▶ _Work required_
Go through the material below and report how many lines contain "placeholder". Give only the number.

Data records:
········

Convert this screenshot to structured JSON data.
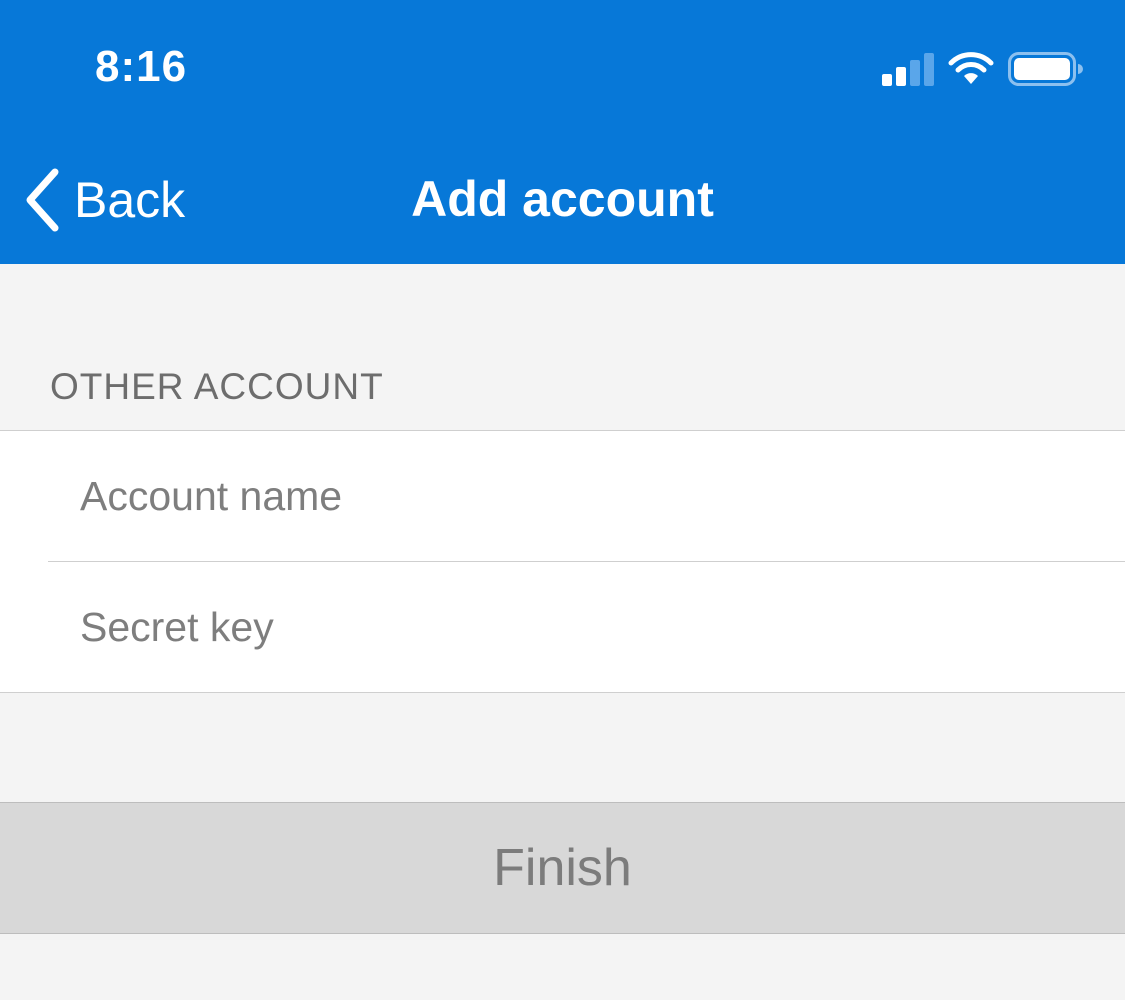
{
  "status_bar": {
    "time": "8:16",
    "icons": [
      "signal-icon",
      "wifi-icon",
      "battery-icon"
    ]
  },
  "nav": {
    "back_label": "Back",
    "title": "Add account"
  },
  "section": {
    "header": "OTHER ACCOUNT"
  },
  "form": {
    "account_name": {
      "value": "",
      "placeholder": "Account name"
    },
    "secret_key": {
      "value": "",
      "placeholder": "Secret key"
    }
  },
  "actions": {
    "finish_label": "Finish",
    "finish_enabled": false
  },
  "colors": {
    "header_bg": "#0778d8",
    "page_bg": "#f4f4f4",
    "disabled_button_bg": "#d8d8d8",
    "disabled_button_text": "#7c7c7c"
  }
}
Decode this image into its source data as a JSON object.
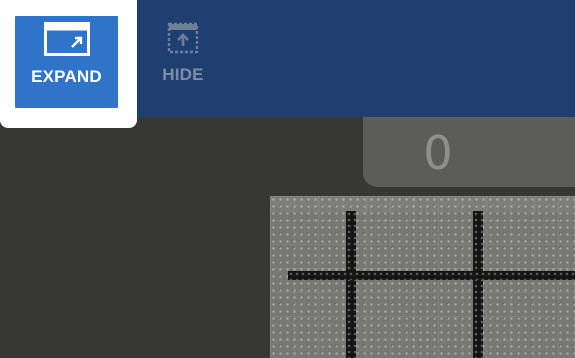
{
  "toolbar": {
    "expand_label": "EXPAND",
    "hide_label": "HIDE"
  },
  "counter": {
    "value": "0"
  },
  "colors": {
    "toolbar_bg": "#1f3f70",
    "expand_bg": "#2f74c8",
    "hide_text": "#7c8ea6",
    "background": "#373734",
    "counter_bg": "#5c5c59",
    "counter_text": "#8f8f8b"
  },
  "icons": {
    "expand": "expand-window-icon",
    "hide": "hide-panel-icon"
  }
}
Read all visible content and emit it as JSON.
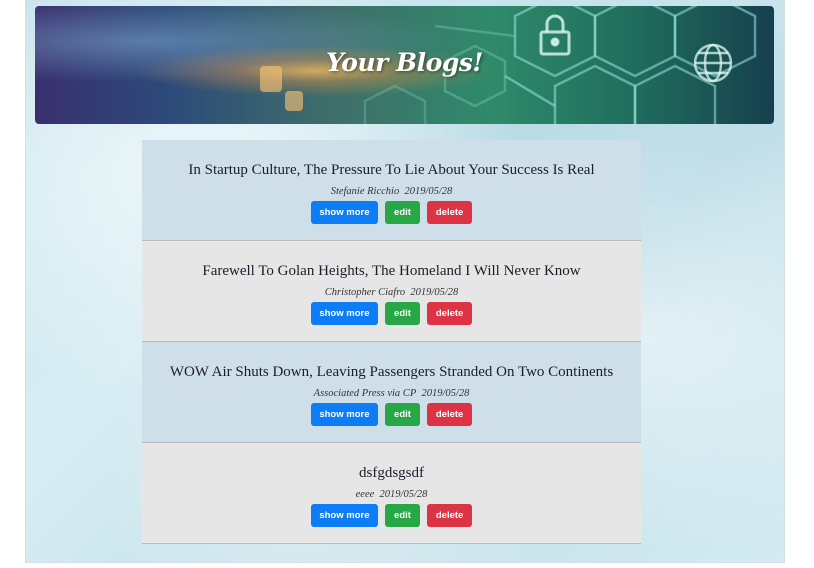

········

▶ _Full response_
2